(begin)

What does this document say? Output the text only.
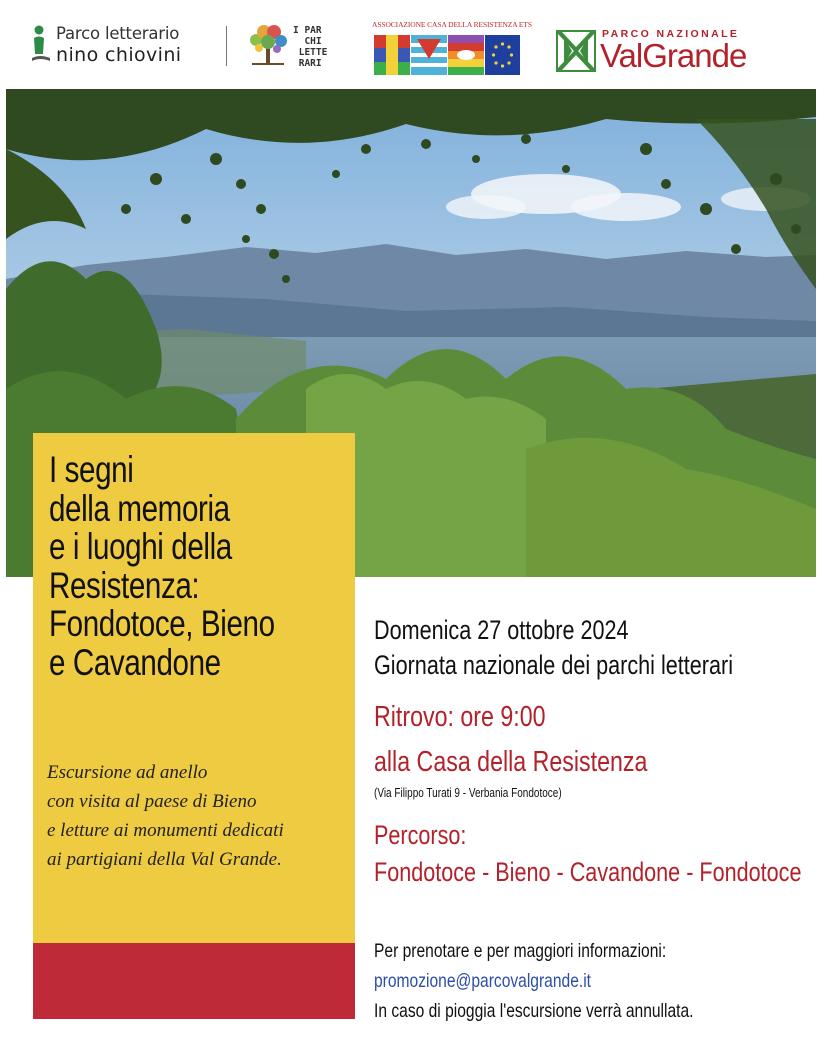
Parco letterario
nino chiovini
I PAR
CHI
LETTE
RARI
ASSOCIAZIONE CASA DELLA RESISTENZA ETS
PARCO NAZIONALE
ValGrande
I segni
della memoria
e i luoghi della
Resistenza:
Fondotoce, Bieno
e Cavandone
Escursione ad anello
con visita al paese di Bieno
e letture ai monumenti dedicati
ai partigiani della Val Grande.
Domenica 27 ottobre 2024
Giornata nazionale dei parchi letterari
Ritrovo: ore 9:00
alla Casa della Resistenza
(Via Filippo Turati 9 - Verbania Fondotoce)
Percorso:
Fondotoce - Bieno - Cavandone - Fondotoce
Per prenotare e per maggiori informazioni:
promozione@parcovalgrande.it
In caso di pioggia l'escursione verrà annullata.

(end)

- _Problem details_: All preceding records should be duplicated verbatim, images excepted.

- _Response to this exercise_:
What does this document say? Output the text only.
Parco letterario
nino chiovini
I PAR
CHI
LETTE
RARI
ASSOCIAZIONE CASA DELLA RESISTENZA ETS
PARCO NAZIONALE
ValGrande
I segni
della memoria
e i luoghi della
Resistenza:
Fondotoce, Bieno
e Cavandone
Escursione ad anello
con visita al paese di Bieno
e letture ai monumenti dedicati
ai partigiani della Val Grande.
Domenica 27 ottobre 2024
Giornata nazionale dei parchi letterari
Ritrovo: ore 9:00
alla Casa della Resistenza
(Via Filippo Turati 9 - Verbania Fondotoce)
Percorso:
Fondotoce - Bieno - Cavandone - Fondotoce
Per prenotare e per maggiori informazioni:
promozione@parcovalgrande.it
In caso di pioggia l'escursione verrà annullata.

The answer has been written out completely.